> Ketentuan tugas
[a] Salin persis baris-baris catatan, mulai dari baris pertama catatan sampai baris yang memuat "data-point [653, 915, 660, 922]", termasuk baris tersebut.
[b] Lanjutkan teks tentang hujan dalam al-Quran mulai dari titik teks itu berhenti.

> Bagian dokumen
═══

Hujan adalah hal penting bagi kehidupan makhluk hidup di muka bumi. Ia merupakan bahan dasar kelanjutan aktivitas di suatu tempat, tidak hanya manusia, tapi hampir semua makhluk. Disebutkan ada beberapa ayat dalam al-Qur’an mengenai informasi penting tentang hujan, kadar dan pengaruh-pengaruhnya. Di dalam al-Quran Surat Az-Zukhruf misalnya, Allah memberikan informasi bahwa hujan dinyatakan sebagai air yang diturunkan dalam “ukuran tertentu”.
وَالَّذِي نَزَّلَ مِنَ السَّمَاءِ مَاءً بِقَدَرٍ فَأَنْشَرْنَا بِهِ بَلْدَةً مَيْتًا كَذَلِكَ تُخْرَجُونَ (١١)
dan yang menurunkan air dari langit menurut kadar (yang diperlukan) lalu Kami hidupkan dengan air itu negeri yang mati, seperti Itulah kamu akan dikeluarkan (dari dalam kubur). (QS.Az Zukhruf :11)
Allah telah menurunkan hujan sebagai rahmat di saat diperlukan oleh seluruh makhluk. Allah pula menurunkan hujan agar banyak orang mendapat kegembiraan setelah bertahun-tahun hampir putus asa menunggu. Karena itu, al-Quran menyebut hujan sebagai rahmat dan berkah, bukan musibah.
وَهُوَ الَّذِي يُنَزِّلُ الْغَيْثَ مِنْ بَعْدِ مَا قَنَطُوا وَيَنْشُرُ رَحْمَتَهُ وَهُوَ الْوَلِيُّ الْحَمِيدُ (٢٨)

═══

> Data tugas
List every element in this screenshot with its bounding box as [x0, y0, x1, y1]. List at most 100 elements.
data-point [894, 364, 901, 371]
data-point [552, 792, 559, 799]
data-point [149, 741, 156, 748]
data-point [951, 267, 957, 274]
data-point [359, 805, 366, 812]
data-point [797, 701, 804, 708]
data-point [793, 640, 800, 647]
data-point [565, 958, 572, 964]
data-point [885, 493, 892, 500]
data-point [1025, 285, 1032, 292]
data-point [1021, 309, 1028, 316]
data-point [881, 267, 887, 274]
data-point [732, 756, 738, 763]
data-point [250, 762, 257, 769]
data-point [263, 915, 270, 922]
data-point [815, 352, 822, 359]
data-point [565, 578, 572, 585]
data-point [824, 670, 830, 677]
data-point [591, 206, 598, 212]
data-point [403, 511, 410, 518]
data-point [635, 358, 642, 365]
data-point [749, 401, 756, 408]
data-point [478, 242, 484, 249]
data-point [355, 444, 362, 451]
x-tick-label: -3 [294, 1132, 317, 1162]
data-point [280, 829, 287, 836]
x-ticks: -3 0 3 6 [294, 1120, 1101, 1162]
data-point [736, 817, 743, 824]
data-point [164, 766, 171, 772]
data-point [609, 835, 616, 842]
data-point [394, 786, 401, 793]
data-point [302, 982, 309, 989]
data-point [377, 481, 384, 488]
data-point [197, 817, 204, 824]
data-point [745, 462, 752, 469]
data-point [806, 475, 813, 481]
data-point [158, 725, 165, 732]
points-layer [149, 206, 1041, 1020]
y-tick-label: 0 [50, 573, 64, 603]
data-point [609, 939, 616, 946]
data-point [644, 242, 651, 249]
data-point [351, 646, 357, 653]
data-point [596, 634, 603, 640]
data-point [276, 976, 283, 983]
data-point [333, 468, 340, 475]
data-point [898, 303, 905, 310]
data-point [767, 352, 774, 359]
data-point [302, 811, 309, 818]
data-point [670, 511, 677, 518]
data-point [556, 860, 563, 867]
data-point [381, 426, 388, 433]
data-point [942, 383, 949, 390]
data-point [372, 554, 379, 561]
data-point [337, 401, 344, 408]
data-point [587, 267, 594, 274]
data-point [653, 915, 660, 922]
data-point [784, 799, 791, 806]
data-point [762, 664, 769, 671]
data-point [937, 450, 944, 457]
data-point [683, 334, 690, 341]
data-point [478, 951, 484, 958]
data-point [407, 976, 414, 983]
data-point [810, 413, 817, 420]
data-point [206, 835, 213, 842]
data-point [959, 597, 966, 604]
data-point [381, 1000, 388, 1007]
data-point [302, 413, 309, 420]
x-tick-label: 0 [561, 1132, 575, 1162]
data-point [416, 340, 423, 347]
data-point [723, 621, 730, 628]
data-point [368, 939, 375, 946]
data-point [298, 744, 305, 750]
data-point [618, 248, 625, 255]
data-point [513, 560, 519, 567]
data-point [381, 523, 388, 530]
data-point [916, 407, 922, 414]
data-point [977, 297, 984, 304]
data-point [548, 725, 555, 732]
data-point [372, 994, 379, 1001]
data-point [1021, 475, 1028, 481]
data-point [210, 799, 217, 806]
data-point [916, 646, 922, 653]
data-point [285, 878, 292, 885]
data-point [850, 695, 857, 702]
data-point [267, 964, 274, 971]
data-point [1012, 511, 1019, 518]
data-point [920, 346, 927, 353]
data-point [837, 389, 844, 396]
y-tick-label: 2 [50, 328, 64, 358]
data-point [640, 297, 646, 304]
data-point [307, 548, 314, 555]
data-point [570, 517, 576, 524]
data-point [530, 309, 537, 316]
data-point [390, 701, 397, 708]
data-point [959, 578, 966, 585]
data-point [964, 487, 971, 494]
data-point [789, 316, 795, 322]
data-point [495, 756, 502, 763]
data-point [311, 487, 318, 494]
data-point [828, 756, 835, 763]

═══

> Jawaban latihan
[a]
List every element in this screenshot with its bounding box as [x0, y0, x1, y1]. List at most 100 elements.
data-point [894, 364, 901, 371]
data-point [552, 792, 559, 799]
data-point [149, 741, 156, 748]
data-point [951, 267, 957, 274]
data-point [359, 805, 366, 812]
data-point [797, 701, 804, 708]
data-point [793, 640, 800, 647]
data-point [565, 958, 572, 964]
data-point [885, 493, 892, 500]
data-point [1025, 285, 1032, 292]
data-point [1021, 309, 1028, 316]
data-point [881, 267, 887, 274]
data-point [732, 756, 738, 763]
data-point [250, 762, 257, 769]
data-point [263, 915, 270, 922]
data-point [815, 352, 822, 359]
data-point [565, 578, 572, 585]
data-point [824, 670, 830, 677]
data-point [591, 206, 598, 212]
data-point [403, 511, 410, 518]
data-point [635, 358, 642, 365]
data-point [749, 401, 756, 408]
data-point [478, 242, 484, 249]
data-point [355, 444, 362, 451]
x-tick-label: -3 [294, 1132, 317, 1162]
data-point [280, 829, 287, 836]
x-ticks: -3 0 3 6 [294, 1120, 1101, 1162]
data-point [736, 817, 743, 824]
data-point [164, 766, 171, 772]
data-point [609, 835, 616, 842]
data-point [394, 786, 401, 793]
data-point [302, 982, 309, 989]
data-point [377, 481, 384, 488]
data-point [197, 817, 204, 824]
data-point [745, 462, 752, 469]
data-point [806, 475, 813, 481]
data-point [158, 725, 165, 732]
points-layer [149, 206, 1041, 1020]
y-tick-label: 0 [50, 573, 64, 603]
data-point [609, 939, 616, 946]
data-point [644, 242, 651, 249]
data-point [351, 646, 357, 653]
data-point [596, 634, 603, 640]
data-point [276, 976, 283, 983]
data-point [333, 468, 340, 475]
data-point [898, 303, 905, 310]
data-point [767, 352, 774, 359]
data-point [302, 811, 309, 818]
data-point [670, 511, 677, 518]
data-point [556, 860, 563, 867]
data-point [381, 426, 388, 433]
data-point [942, 383, 949, 390]
data-point [372, 554, 379, 561]
data-point [337, 401, 344, 408]
data-point [587, 267, 594, 274]
data-point [653, 915, 660, 922]

[b]
dan Dialah yang menurunkan hujan sesudah mereka berputus asa dan menyebarkan rahmat-Nya. dan Dialah yang Maha pelindung lagi Maha Terpuji. (QS. Asy Syuura:28)
Perhatikan kisah berikut ini, diriwayatkan dari Abu Hurairah Radhiallahu anhu bahwa Rasulullah Shallahu’alaihi wa sallam mengisahkan bahwa,Ketika musim kemarau sedang dalam puncaknya, dan hujan sudah tidak lama membasahi bumi. Sehingga panas matahari membuat bumi kering dan retak-retak. Dan orang-orang pun mulai mengkhawatirkan kebun, tanaman serta ternak mereka.
Orang-orang memandang kelangit, namun mereka tidak menemukan setitik mendung yang menandakan hujan akan turun. Sehingga mereka bersedih dan berdoa kepada Allah agar menurunkan hujan.
Lalu salah seorang dari mereka berkata, “Aku akan pergi ke daerah Selatan. Aku ada satu urusan penting disana.”
Maka lelaki itu pun berjalan melewati padang pasir. Dimana jalan yang membelah padang pasir itu sepi dan tidak ada satu orang pun disana kecuali dirinya. Panas terasa menyengat, dan sesekali angin kencang bertiup membuat debu dan pasir panas beterbangan. Namun lelaki itu terus berjalan ke Selatan.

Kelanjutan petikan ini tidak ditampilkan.